* [REQUIREMENTS]
Go through the data below. Pull out every line that has the word "title".

* [Dataset records]
══════
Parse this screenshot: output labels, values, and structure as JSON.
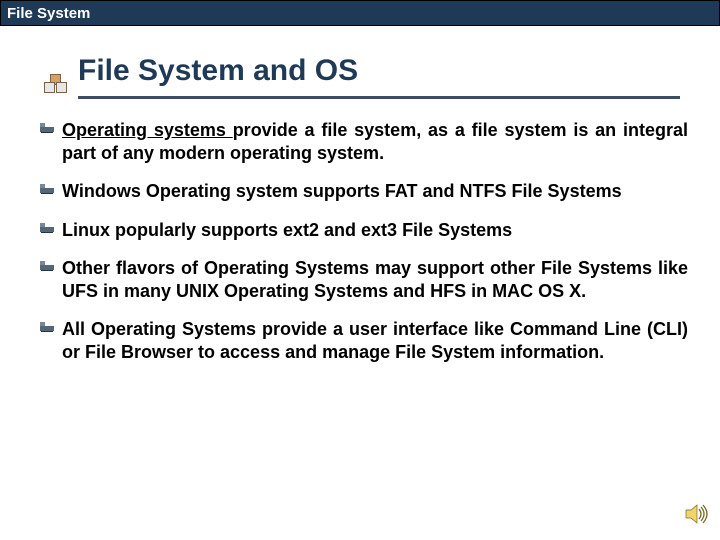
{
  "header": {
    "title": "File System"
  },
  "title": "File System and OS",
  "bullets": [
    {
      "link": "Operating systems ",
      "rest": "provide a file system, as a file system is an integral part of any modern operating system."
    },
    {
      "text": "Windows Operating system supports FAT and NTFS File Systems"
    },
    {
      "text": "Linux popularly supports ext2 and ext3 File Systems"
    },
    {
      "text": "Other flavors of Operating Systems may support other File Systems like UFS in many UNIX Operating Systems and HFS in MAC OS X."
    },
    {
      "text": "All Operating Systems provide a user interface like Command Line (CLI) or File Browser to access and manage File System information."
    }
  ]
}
══════
* [EXERCISE SOLUTION]
    "title": "File System"
  "title": "File System and OS",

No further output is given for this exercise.